*EXCERPT TO READ*:

Perfectionism also followed me into my early adulthood. I became very sick in my mid- 20’s with myasthenia gravis, a neuro-auto-immune condition that was/still is, lifelong, life-altering, and severely disabling. It affects my breathing, speech, swallowing and mobility, causing me to leave the profession I loved: Nursing. For years I refused to face or accept my vulnerabilities, and worked hard to be the best wife, nurse, and mother. But I was so sick, and fell short on every front, while attempting to keep up the façade of being perfect was exhausting. My life was falling apart way in every way, and it seemed there was nothing I could do about it. However, I continued to refuse to accept my frailties, and imperfections.
The Illusion of Human Perfection
The more I tried to be “the best” at everything, the sicker and the more depressed I became. I did not know that the untreated childhood trauma I had endured could make me sick. But the mind and body are closely connected. Dealing with trauma and extended periods of stress can make your body sick, and conversely, infirmity can affect your mental health. In a way, I knew I was fighting a losing battle on every front— mind, body, and spirit—but I was incapable changing on my own. I did not know then that the far reaching, enduring effects of untreated childhood trauma were at the core of it all. So I continued on my way with the illusion that I should be perfect, but in reality, I was anything but…
Over time, as I began to grow in my relationship with Jesus, I eventually, realized that this is not a perfect world, and neither was I. The charade of perfectionism began to fall away as I started praying and trying to lean on Jesus in every situation. I became more aware and accepting of my vulnerabilities and hence, those of others. This discovery enabled me to confront my imperfections head-on, so I turned to Jesus for help, and started to get more real with myself and others.
It was only with God’s unfailing help that I was finally able to face my early trauma, and begin to heal. Through prayer and trusting in Jesus, I slowly began to grow in my ability to love and forgive those who had hurt me the most in my youth by accepting my own imperfections and vulnerabilities, and subsequently, theirs.
Not a Perfect World
Aware or not, we all have imperfections to some degree. But this is not a perfect world, and we are all imperfect human beings. Even people who seem to “have it all together” have vulnerabilities and imperfections like the rest of us. No one is better than anyone else, and no one is “less than.” We all have old and new things-baggage-we are trying to deal with that can make us think perfection is the goal, even when that is not reality.

*REQUESTS*:
[1] According to the passage about perfectionism, which functions does myasthenia gravis affect for the writer? List all of them.
[2] Reproduce a stretch of the passage about perfectionism, beginning at the words "It was only" and stopping after the words "and subsequently, theirs.".

(Stored dataset items)

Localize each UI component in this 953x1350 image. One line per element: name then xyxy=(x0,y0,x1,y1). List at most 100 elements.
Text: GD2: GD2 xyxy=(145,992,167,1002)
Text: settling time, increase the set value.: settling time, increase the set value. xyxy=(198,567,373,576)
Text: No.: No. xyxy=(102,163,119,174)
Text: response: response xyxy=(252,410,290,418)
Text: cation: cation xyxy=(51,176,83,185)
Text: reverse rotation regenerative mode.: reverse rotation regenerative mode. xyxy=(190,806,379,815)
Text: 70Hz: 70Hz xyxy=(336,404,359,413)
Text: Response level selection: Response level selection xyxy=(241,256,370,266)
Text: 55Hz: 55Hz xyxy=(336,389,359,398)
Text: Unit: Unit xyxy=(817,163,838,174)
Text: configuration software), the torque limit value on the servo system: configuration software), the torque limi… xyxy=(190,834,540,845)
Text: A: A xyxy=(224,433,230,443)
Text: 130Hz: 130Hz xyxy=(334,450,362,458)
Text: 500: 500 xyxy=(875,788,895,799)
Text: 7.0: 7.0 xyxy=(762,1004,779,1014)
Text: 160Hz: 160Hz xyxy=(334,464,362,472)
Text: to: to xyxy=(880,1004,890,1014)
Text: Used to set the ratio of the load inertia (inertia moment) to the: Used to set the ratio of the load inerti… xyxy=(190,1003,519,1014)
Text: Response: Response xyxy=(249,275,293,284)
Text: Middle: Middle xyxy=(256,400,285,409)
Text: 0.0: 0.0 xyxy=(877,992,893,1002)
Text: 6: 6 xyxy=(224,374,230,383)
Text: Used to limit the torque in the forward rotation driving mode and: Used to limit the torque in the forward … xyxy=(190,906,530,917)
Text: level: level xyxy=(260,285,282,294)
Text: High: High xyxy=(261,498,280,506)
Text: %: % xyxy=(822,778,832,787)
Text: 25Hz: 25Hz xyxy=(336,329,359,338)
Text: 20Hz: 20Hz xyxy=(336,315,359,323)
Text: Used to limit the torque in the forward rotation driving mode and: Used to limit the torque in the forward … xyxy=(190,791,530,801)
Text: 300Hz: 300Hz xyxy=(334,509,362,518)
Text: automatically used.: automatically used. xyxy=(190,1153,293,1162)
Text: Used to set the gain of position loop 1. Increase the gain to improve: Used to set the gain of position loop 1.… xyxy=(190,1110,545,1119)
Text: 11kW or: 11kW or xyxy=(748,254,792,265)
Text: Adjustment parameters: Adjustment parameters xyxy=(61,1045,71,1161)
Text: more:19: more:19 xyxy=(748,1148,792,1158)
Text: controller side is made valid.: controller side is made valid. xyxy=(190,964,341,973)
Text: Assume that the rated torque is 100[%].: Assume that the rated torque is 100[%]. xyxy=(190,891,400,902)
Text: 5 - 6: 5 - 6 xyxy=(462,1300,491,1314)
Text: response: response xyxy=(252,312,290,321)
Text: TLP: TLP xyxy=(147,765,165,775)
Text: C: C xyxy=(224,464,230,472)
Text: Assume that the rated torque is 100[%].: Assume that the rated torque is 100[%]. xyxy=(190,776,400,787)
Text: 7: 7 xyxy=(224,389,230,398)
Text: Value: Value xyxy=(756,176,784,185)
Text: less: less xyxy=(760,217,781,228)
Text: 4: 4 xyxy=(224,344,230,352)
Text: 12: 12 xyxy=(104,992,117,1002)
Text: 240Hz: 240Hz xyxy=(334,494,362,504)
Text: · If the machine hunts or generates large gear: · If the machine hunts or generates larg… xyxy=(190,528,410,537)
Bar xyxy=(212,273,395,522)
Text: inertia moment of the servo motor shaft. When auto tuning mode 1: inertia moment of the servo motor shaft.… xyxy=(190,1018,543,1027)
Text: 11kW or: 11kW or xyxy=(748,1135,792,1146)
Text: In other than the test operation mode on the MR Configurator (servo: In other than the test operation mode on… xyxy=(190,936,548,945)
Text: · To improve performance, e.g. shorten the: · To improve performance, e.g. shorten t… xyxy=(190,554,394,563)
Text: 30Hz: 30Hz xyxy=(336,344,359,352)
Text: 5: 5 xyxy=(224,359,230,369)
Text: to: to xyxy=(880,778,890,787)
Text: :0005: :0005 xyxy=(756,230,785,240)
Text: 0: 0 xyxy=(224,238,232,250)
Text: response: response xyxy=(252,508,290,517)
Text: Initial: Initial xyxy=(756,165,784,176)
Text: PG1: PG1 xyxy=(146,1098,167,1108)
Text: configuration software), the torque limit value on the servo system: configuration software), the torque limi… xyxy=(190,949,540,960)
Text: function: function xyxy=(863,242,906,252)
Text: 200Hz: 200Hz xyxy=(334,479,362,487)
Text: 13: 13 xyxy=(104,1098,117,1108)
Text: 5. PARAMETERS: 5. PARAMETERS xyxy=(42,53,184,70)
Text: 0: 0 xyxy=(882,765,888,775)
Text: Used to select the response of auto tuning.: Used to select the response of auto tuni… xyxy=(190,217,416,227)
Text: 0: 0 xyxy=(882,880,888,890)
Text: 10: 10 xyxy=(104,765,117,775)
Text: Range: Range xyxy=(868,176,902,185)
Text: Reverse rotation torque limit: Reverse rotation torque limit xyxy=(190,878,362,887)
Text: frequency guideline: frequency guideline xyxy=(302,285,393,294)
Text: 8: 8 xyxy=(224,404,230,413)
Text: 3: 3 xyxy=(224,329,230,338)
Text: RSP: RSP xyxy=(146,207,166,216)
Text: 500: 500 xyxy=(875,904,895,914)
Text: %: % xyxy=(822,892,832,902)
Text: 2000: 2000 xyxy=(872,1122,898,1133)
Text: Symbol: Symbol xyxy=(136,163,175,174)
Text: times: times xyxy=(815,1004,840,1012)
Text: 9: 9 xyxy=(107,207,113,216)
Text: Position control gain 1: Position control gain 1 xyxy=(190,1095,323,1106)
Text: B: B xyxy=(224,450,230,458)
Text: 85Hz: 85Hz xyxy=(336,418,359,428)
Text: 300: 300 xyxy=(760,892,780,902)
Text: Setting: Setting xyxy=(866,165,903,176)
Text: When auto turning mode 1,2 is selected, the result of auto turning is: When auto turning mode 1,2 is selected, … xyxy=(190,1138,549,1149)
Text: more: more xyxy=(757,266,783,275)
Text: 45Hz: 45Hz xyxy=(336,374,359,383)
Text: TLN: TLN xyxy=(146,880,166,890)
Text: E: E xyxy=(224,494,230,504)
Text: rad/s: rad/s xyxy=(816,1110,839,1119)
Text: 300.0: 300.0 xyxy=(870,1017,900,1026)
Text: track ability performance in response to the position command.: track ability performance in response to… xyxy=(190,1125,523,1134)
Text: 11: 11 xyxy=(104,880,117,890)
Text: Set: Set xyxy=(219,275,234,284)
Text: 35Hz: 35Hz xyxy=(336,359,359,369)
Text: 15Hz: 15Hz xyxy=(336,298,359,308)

*RESULTS*:
[1] Breathing, speech, swallowing, and mobility.

[2]
It was only with God’s unfailing help that I was finally able to face my early trauma, and begin to heal. Through prayer and trusting in Jesus, I slowly began to grow in my ability to love and forgive those who had hurt me the most in my youth by accepting my own imperfections and vulnerabilities, and subsequently, theirs.